— Start of Raw records —

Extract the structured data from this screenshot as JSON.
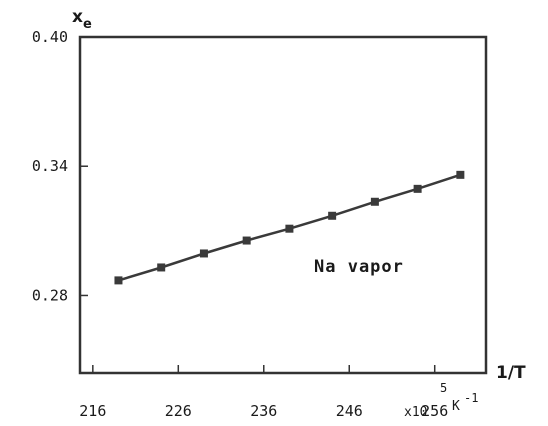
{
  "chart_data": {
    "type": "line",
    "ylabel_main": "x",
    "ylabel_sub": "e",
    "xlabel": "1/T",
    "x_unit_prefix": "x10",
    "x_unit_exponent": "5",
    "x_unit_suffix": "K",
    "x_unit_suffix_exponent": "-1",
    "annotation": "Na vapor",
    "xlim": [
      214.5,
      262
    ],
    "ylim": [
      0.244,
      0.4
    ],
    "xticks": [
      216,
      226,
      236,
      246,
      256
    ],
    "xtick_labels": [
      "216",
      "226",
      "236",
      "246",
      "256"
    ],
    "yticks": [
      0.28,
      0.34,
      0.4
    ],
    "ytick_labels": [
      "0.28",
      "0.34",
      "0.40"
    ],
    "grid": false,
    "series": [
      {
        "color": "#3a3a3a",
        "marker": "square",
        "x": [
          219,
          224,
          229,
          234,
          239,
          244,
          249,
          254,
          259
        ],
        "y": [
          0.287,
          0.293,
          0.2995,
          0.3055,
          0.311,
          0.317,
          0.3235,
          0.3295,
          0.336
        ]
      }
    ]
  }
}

— End of Raw records —
— Start of Raw records —

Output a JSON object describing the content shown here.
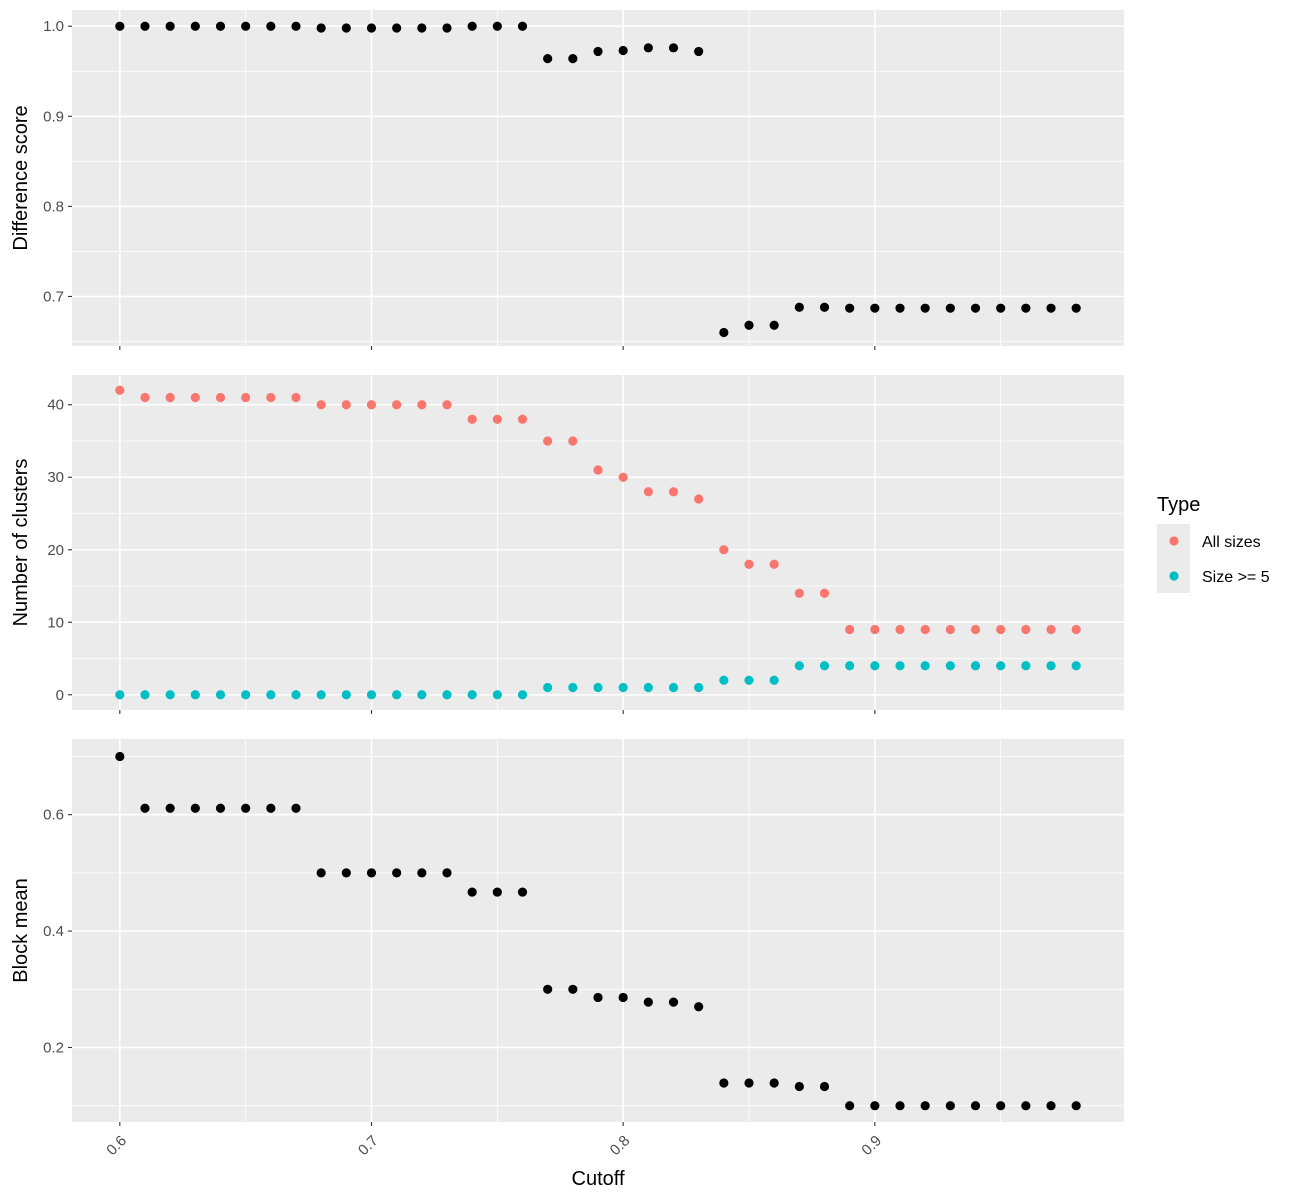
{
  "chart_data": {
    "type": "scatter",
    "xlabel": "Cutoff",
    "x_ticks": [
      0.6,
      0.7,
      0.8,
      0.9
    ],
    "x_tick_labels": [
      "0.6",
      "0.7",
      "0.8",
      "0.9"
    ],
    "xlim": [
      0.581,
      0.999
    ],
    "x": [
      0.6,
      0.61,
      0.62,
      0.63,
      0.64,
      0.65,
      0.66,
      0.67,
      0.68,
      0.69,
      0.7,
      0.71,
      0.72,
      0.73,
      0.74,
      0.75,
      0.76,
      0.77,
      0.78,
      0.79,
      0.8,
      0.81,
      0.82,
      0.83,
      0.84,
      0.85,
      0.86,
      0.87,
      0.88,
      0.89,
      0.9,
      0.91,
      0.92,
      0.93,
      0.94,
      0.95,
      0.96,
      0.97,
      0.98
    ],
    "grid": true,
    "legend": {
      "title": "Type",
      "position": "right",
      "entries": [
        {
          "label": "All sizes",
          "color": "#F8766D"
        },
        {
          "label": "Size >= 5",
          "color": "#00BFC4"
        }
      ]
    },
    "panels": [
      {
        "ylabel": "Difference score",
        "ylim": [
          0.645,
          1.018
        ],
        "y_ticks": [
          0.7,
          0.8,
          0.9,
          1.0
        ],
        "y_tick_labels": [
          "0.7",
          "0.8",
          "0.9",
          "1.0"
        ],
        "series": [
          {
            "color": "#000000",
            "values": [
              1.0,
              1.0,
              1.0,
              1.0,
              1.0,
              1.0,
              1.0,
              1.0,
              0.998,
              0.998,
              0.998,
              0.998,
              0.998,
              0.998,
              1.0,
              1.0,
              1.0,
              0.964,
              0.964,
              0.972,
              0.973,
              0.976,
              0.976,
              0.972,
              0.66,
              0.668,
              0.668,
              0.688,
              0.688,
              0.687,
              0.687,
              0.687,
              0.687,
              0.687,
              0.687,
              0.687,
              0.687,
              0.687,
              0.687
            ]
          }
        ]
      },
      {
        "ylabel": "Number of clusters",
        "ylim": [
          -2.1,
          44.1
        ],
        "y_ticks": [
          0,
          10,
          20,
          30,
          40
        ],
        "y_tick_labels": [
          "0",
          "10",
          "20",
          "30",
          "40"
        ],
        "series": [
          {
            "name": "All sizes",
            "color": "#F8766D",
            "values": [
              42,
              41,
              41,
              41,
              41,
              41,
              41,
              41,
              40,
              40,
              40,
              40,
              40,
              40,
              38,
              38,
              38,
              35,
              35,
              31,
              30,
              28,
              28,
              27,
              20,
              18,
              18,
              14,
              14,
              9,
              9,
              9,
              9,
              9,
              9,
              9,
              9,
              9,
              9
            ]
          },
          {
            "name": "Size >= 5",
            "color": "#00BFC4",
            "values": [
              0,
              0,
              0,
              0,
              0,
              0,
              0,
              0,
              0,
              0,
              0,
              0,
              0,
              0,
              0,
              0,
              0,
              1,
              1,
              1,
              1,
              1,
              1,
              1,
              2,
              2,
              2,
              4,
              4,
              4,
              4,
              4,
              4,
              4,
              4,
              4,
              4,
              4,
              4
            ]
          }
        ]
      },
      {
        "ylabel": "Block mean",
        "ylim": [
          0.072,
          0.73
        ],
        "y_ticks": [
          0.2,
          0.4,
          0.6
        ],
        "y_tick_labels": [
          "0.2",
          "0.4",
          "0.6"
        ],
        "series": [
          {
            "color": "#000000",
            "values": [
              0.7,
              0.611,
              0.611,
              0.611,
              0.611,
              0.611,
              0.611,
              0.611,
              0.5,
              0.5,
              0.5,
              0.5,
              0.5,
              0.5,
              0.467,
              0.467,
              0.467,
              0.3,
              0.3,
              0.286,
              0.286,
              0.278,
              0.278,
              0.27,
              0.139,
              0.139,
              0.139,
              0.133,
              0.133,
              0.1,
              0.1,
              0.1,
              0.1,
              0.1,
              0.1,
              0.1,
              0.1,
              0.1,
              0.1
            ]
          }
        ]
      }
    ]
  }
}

— End of Raw records —

> **Request**
Of the lines in the data, how many hold the string "JSON"? State the number, nothing else.

> **Output of the exercise**
2